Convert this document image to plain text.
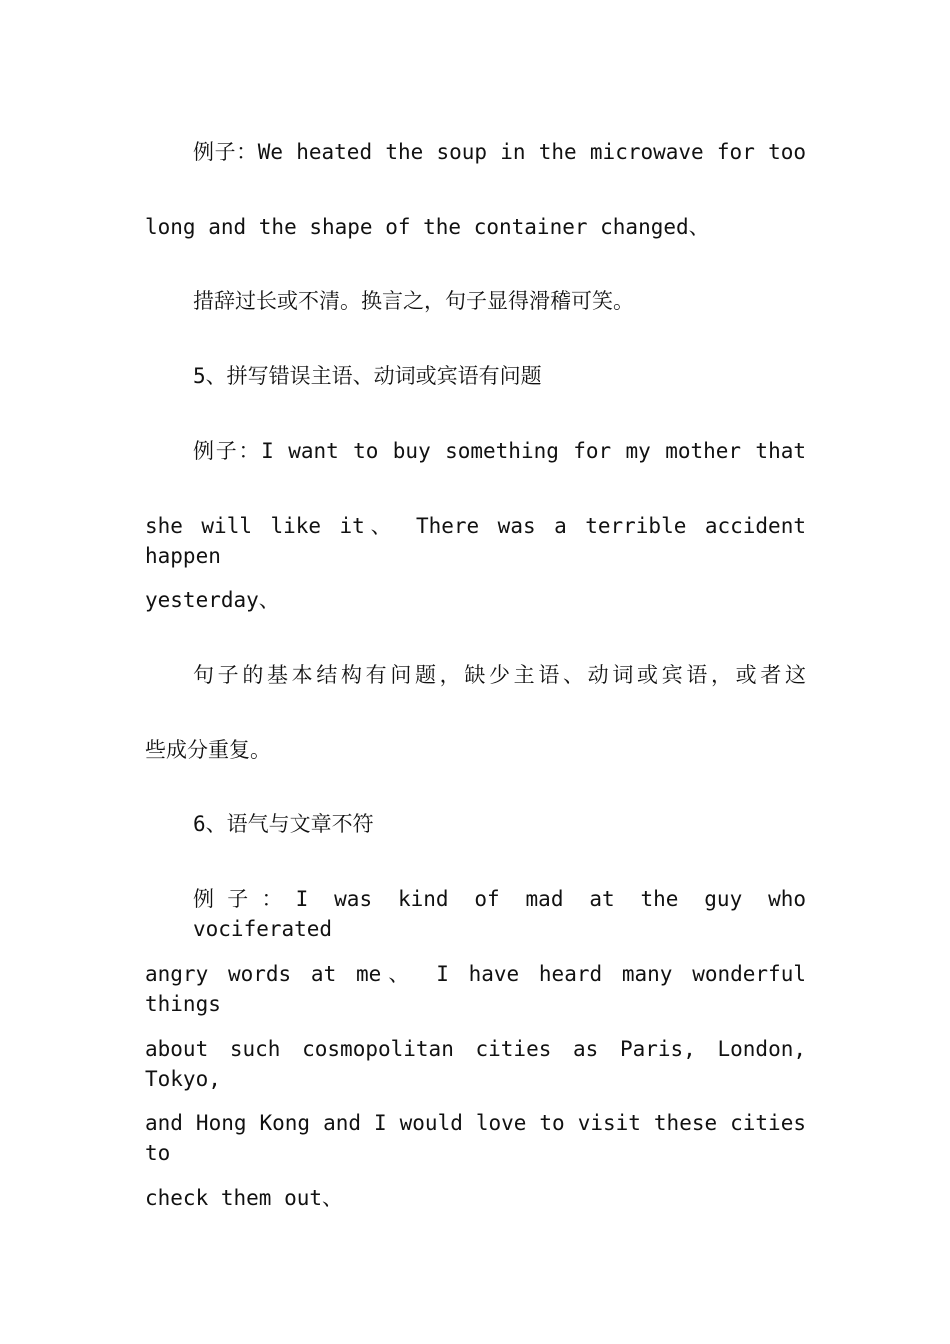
例子：We heated the soup in the microwave for too
long and the shape of the container changed、
措辞过长或不清。换言之，句子显得滑稽可笑。
5、拼写错误主语、动词或宾语有问题
例子：I want to buy something for my mother that
she will like it、 There was a terrible accident happen
yesterday、
句子的基本结构有问题，缺少主语、动词或宾语，或者这
些成分重复。
6、语气与文章不符
例子：I was kind of mad at the guy who vociferated
angry words at me、 I have heard many wonderful things
about such cosmopolitan cities as Paris, London, Tokyo,
and Hong Kong and I would love to visit these cities to
check them out、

= = = =

**What the task requires**
Copy out every line of the listing that contains the string "cities".

**Completed task**
about such cosmopolitan cities as Paris, London, Tokyo,
and Hong Kong and I would love to visit these cities to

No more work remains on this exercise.